DATA PROVIDED -

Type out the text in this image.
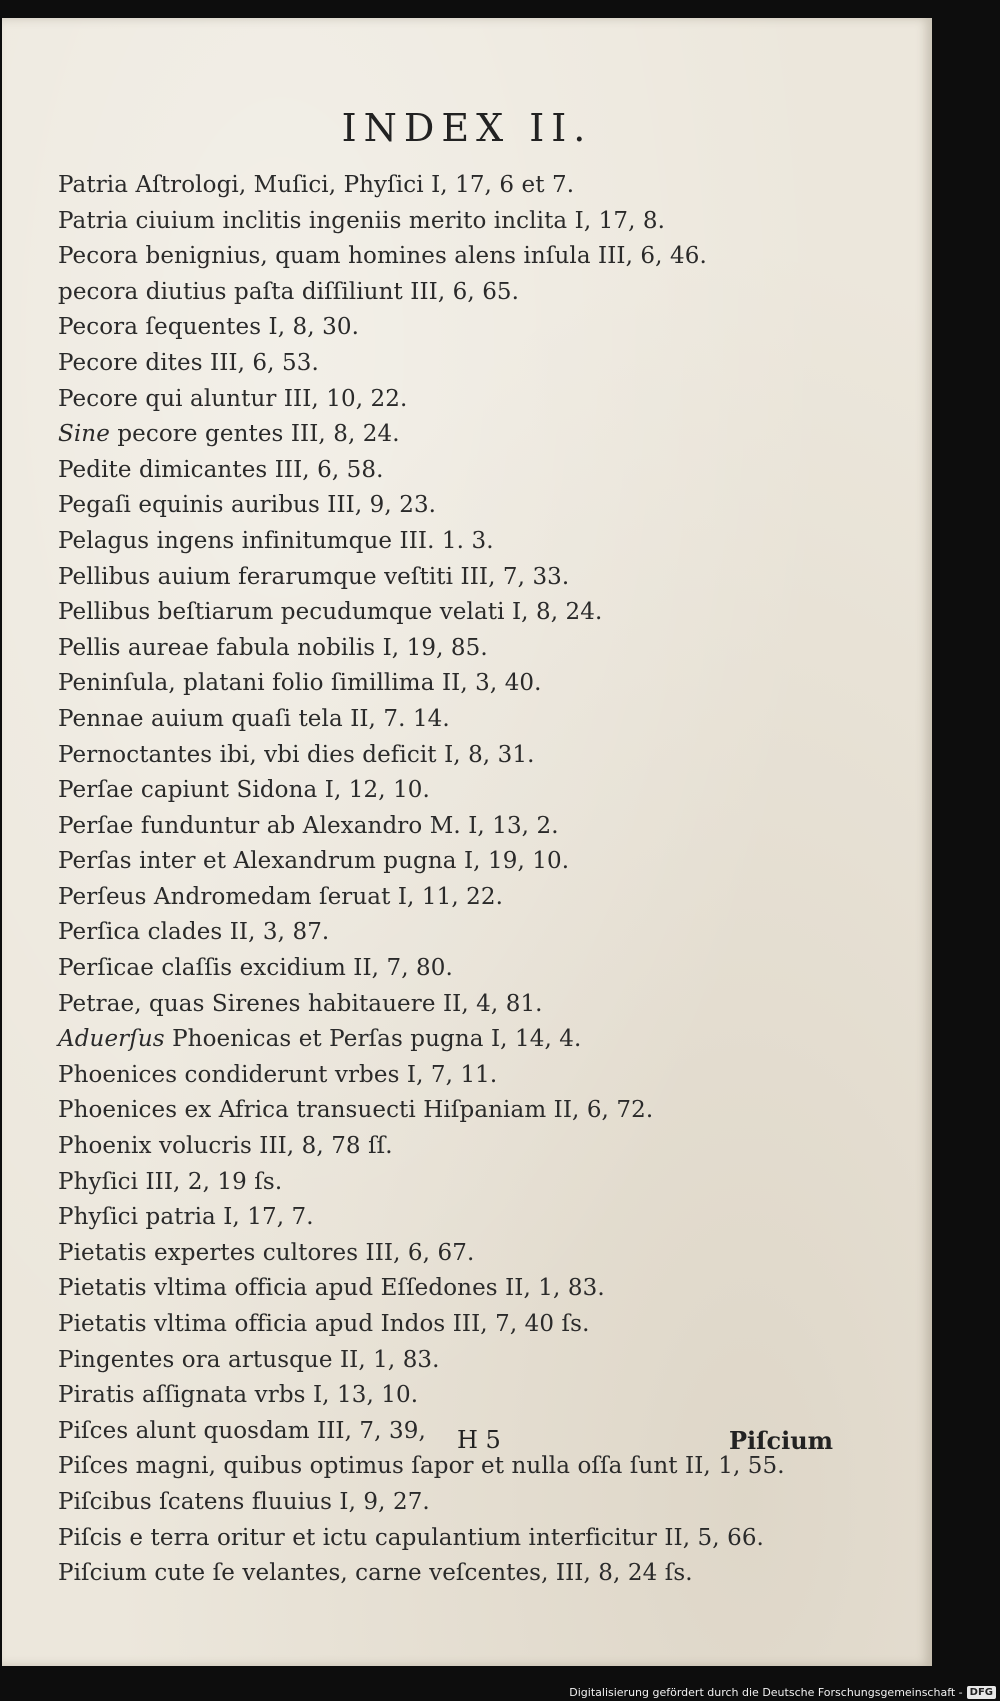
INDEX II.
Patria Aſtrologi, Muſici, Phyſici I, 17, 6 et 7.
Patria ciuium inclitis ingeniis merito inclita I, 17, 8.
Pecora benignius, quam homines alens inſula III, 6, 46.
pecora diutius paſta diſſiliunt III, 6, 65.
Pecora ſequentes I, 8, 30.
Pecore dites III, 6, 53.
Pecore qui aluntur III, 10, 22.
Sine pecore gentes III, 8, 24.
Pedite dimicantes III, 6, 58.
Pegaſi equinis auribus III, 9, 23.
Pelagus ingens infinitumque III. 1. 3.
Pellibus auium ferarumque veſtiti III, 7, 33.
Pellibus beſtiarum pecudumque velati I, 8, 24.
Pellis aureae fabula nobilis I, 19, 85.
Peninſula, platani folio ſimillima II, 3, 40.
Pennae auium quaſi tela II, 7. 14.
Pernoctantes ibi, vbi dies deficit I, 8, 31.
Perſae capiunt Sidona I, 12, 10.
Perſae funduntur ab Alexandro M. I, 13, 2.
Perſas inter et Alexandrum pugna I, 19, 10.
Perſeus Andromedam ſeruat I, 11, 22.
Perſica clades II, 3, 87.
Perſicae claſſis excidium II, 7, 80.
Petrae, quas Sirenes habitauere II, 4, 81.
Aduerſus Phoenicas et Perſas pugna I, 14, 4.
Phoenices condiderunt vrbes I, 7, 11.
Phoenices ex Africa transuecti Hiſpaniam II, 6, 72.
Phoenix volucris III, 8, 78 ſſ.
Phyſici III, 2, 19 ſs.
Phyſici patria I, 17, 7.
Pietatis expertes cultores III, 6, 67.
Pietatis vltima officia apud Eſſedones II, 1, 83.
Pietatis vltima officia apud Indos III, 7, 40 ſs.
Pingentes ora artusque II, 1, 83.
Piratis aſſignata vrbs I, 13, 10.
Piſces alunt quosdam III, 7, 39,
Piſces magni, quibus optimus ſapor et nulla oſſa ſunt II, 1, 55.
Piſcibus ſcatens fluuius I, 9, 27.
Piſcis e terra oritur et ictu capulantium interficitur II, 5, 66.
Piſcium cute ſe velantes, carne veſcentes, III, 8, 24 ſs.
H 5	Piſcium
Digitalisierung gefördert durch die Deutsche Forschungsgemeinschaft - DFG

YOUR INSTRUCTIONS - Transcribe every entry word for word, but skip the pictures.

TASK RESULT -
Type out the text in this image.
INDEX II.
Patria Aſtrologi, Muſici, Phyſici I, 17, 6 et 7.
Patria ciuium inclitis ingeniis merito inclita I, 17, 8.
Pecora benignius, quam homines alens inſula III, 6, 46.
pecora diutius paſta diſſiliunt III, 6, 65.
Pecora ſequentes I, 8, 30.
Pecore dites III, 6, 53.
Pecore qui aluntur III, 10, 22.
Sine pecore gentes III, 8, 24.
Pedite dimicantes III, 6, 58.
Pegaſi equinis auribus III, 9, 23.
Pelagus ingens infinitumque III. 1. 3.
Pellibus auium ferarumque veſtiti III, 7, 33.
Pellibus beſtiarum pecudumque velati I, 8, 24.
Pellis aureae fabula nobilis I, 19, 85.
Peninſula, platani folio ſimillima II, 3, 40.
Pennae auium quaſi tela II, 7. 14.
Pernoctantes ibi, vbi dies deficit I, 8, 31.
Perſae capiunt Sidona I, 12, 10.
Perſae funduntur ab Alexandro M. I, 13, 2.
Perſas inter et Alexandrum pugna I, 19, 10.
Perſeus Andromedam ſeruat I, 11, 22.
Perſica clades II, 3, 87.
Perſicae claſſis excidium II, 7, 80.
Petrae, quas Sirenes habitauere II, 4, 81.
Aduerſus Phoenicas et Perſas pugna I, 14, 4.
Phoenices condiderunt vrbes I, 7, 11.
Phoenices ex Africa transuecti Hiſpaniam II, 6, 72.
Phoenix volucris III, 8, 78 ſſ.
Phyſici III, 2, 19 ſs.
Phyſici patria I, 17, 7.
Pietatis expertes cultores III, 6, 67.
Pietatis vltima officia apud Eſſedones II, 1, 83.
Pietatis vltima officia apud Indos III, 7, 40 ſs.
Pingentes ora artusque II, 1, 83.
Piratis aſſignata vrbs I, 13, 10.
Piſces alunt quosdam III, 7, 39,
Piſces magni, quibus optimus ſapor et nulla oſſa ſunt II, 1, 55.
Piſcibus ſcatens fluuius I, 9, 27.
Piſcis e terra oritur et ictu capulantium interficitur II, 5, 66.
Piſcium cute ſe velantes, carne veſcentes, III, 8, 24 ſs.
H 5	Piſcium
Digitalisierung gefördert durch die Deutsche Forschungsgemeinschaft - DFG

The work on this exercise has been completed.